> _WRITTEN PROBLEM_: Repeat every line of the material, character for character.

> _DATASET ENTRIES_:
----

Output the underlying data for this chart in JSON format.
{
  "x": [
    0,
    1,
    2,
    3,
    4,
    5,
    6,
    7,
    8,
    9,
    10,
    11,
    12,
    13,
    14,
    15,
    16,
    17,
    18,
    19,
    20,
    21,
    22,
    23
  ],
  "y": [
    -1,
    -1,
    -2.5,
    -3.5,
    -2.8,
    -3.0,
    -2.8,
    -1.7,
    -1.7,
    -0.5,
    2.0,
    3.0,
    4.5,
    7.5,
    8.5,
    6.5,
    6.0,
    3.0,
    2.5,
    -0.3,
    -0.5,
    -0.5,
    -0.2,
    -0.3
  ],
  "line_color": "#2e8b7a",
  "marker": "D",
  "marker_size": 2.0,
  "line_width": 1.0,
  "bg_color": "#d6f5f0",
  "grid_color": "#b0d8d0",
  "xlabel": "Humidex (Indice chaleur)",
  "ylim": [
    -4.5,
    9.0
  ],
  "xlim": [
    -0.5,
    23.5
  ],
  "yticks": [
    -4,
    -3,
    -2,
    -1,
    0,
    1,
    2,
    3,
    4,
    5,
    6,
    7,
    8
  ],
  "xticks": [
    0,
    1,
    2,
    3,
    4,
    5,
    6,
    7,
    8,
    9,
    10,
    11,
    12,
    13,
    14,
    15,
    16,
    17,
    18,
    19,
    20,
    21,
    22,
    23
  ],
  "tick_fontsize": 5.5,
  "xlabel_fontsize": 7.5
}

----

> _TASK RESULT_:
Output the underlying data for this chart in JSON format.
{
  "x": [
    0,
    1,
    2,
    3,
    4,
    5,
    6,
    7,
    8,
    9,
    10,
    11,
    12,
    13,
    14,
    15,
    16,
    17,
    18,
    19,
    20,
    21,
    22,
    23
  ],
  "y": [
    -1,
    -1,
    -2.5,
    -3.5,
    -2.8,
    -3.0,
    -2.8,
    -1.7,
    -1.7,
    -0.5,
    2.0,
    3.0,
    4.5,
    7.5,
    8.5,
    6.5,
    6.0,
    3.0,
    2.5,
    -0.3,
    -0.5,
    -0.5,
    -0.2,
    -0.3
  ],
  "line_color": "#2e8b7a",
  "marker": "D",
  "marker_size": 2.0,
  "line_width": 1.0,
  "bg_color": "#d6f5f0",
  "grid_color": "#b0d8d0",
  "xlabel": "Humidex (Indice chaleur)",
  "ylim": [
    -4.5,
    9.0
  ],
  "xlim": [
    -0.5,
    23.5
  ],
  "yticks": [
    -4,
    -3,
    -2,
    -1,
    0,
    1,
    2,
    3,
    4,
    5,
    6,
    7,
    8
  ],
  "xticks": [
    0,
    1,
    2,
    3,
    4,
    5,
    6,
    7,
    8,
    9,
    10,
    11,
    12,
    13,
    14,
    15,
    16,
    17,
    18,
    19,
    20,
    21,
    22,
    23
  ],
  "tick_fontsize": 5.5,
  "xlabel_fontsize": 7.5
}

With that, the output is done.